◆ What to produce: Beneath this sentence is a set of records; write each of them out exactly.

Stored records
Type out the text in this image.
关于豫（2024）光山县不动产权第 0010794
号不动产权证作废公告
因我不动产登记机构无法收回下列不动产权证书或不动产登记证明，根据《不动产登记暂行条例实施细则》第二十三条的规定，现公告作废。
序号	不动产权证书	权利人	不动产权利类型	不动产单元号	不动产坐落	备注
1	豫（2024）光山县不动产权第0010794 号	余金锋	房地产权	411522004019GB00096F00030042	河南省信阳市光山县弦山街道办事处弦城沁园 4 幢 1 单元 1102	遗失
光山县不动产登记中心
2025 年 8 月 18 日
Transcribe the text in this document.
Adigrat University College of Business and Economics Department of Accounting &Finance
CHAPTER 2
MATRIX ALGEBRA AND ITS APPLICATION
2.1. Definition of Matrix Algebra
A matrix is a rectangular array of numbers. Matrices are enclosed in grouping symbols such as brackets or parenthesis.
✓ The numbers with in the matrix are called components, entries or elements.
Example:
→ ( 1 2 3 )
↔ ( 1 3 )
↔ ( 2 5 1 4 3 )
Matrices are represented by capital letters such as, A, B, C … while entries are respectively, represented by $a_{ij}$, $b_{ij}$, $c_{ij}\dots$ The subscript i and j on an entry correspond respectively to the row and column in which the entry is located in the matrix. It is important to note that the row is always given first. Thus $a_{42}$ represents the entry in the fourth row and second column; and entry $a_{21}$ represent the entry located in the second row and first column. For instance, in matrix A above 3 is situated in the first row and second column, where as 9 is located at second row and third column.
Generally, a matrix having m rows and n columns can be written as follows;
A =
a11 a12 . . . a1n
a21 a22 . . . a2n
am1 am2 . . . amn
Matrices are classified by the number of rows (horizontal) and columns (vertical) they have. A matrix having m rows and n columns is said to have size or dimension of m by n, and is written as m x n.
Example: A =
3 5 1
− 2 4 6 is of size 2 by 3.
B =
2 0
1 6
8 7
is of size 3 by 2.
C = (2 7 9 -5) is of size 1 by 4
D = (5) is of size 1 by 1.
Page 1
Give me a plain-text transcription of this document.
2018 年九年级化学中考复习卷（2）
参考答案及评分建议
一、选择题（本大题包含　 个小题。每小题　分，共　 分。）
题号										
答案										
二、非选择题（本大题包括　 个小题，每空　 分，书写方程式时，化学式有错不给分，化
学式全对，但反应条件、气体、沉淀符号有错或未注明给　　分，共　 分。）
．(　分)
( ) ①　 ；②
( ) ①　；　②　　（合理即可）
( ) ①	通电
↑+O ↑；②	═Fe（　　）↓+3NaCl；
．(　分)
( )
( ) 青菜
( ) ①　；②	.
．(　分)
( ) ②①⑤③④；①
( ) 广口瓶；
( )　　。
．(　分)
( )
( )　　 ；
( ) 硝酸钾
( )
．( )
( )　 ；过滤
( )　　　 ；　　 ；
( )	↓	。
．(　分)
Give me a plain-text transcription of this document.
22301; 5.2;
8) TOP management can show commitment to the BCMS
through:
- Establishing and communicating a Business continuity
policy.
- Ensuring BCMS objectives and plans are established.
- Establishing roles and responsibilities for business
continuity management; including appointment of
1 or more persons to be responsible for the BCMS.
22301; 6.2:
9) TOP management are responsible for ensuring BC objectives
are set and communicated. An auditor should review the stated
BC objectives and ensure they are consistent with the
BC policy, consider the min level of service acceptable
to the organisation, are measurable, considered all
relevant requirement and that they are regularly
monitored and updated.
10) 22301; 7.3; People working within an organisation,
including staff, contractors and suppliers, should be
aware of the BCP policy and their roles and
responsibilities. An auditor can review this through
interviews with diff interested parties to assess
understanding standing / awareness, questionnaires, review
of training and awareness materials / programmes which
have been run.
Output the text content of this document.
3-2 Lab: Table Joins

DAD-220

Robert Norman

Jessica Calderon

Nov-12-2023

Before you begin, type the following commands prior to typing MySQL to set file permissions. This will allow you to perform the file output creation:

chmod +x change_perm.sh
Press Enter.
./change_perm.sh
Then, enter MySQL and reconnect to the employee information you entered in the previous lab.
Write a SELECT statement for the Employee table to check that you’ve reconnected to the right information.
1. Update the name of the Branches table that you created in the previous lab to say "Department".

◆ Response to the exercise:
Type out the text in this image.
关于豫（2024）光山县不动产权第 0010794
号不动产权证作废公告
因我不动产登记机构无法收回下列不动产权证书或不动产登记证明，根据《不动产登记暂行条例实施细则》第二十三条的规定，现公告作废。
序号	不动产权证书	权利人	不动产权利类型	不动产单元号	不动产坐落	备注
1	豫（2024）光山县不动产权第0010794 号	余金锋	房地产权	411522004019GB00096F00030042	河南省信阳市光山县弦山街道办事处弦城沁园 4 幢 1 单元 1102	遗失
光山县不动产登记中心
2025 年 8 月 18 日
Transcribe the text in this document.
Adigrat University College of Business and Economics Department of Accounting &Finance
CHAPTER 2
MATRIX ALGEBRA AND ITS APPLICATION
2.1. Definition of Matrix Algebra
A matrix is a rectangular array of numbers. Matrices are enclosed in grouping symbols such as brackets or parenthesis.
✓ The numbers with in the matrix are called components, entries or elements.
Example:
→ ( 1 2 3 )
↔ ( 1 3 )
↔ ( 2 5 1 4 3 )
Matrices are represented by capital letters such as, A, B, C … while entries are respectively, represented by $a_{ij}$, $b_{ij}$, $c_{ij}\dots$ The subscript i and j on an entry correspond respectively to the row and column in which the entry is located in the matrix. It is important to note that the row is always given first. Thus $a_{42}$ represents the entry in the fourth row and second column; and entry $a_{21}$ represent the entry located in the second row and first column. For instance, in matrix A above 3 is situated in the first row and second column, where as 9 is located at second row and third column.
Generally, a matrix having m rows and n columns can be written as follows;
A =
a11 a12 . . . a1n
a21 a22 . . . a2n
am1 am2 . . . amn
Matrices are classified by the number of rows (horizontal) and columns (vertical) they have. A matrix having m rows and n columns is said to have size or dimension of m by n, and is written as m x n.
Example: A =
3 5 1
− 2 4 6 is of size 2 by 3.
B =
2 0
1 6
8 7
is of size 3 by 2.
C = (2 7 9 -5) is of size 1 by 4
D = (5) is of size 1 by 1.
Page 1
Give me a plain-text transcription of this document.
2018 年九年级化学中考复习卷（2）
参考答案及评分建议
一、选择题（本大题包含　 个小题。每小题　分，共　 分。）
题号										
答案										
二、非选择题（本大题包括　 个小题，每空　 分，书写方程式时，化学式有错不给分，化
学式全对，但反应条件、气体、沉淀符号有错或未注明给　　分，共　 分。）
．(　分)
( ) ①　 ；②
( ) ①　；　②　　（合理即可）
( ) ①	通电
↑+O ↑；②	═Fe（　　）↓+3NaCl；
．(　分)
( )
( ) 青菜
( ) ①　；②	.
．(　分)
( ) ②①⑤③④；①
( ) 广口瓶；
( )　　。
．(　分)
( )
( )　　 ；
( ) 硝酸钾
( )
．( )
( )　 ；过滤
( )　　　 ；　　 ；
( )	↓	。
．(　分)
Give me a plain-text transcription of this document.
22301; 5.2;
8) TOP management can show commitment to the BCMS
through:
- Establishing and communicating a Business continuity
policy.
- Ensuring BCMS objectives and plans are established.
- Establishing roles and responsibilities for business
continuity management; including appointment of
1 or more persons to be responsible for the BCMS.
22301; 6.2:
9) TOP management are responsible for ensuring BC objectives
are set and communicated. An auditor should review the stated
BC objectives and ensure they are consistent with the
BC policy, consider the min level of service acceptable
to the organisation, are measurable, considered all
relevant requirement and that they are regularly
monitored and updated.
10) 22301; 7.3; People working within an organisation,
including staff, contractors and suppliers, should be
aware of the BCP policy and their roles and
responsibilities. An auditor can review this through
interviews with diff interested parties to assess
understanding standing / awareness, questionnaires, review
of training and awareness materials / programmes which
have been run.
Output the text content of this document.
3-2 Lab: Table Joins

DAD-220

Robert Norman

Jessica Calderon

Nov-12-2023

Before you begin, type the following commands prior to typing MySQL to set file permissions. This will allow you to perform the file output creation:

chmod +x change_perm.sh
Press Enter.
./change_perm.sh
Then, enter MySQL and reconnect to the employee information you entered in the previous lab.
Write a SELECT statement for the Employee table to check that you’ve reconnected to the right information.
1. Update the name of the Branches table that you created in the previous lab to say "Department".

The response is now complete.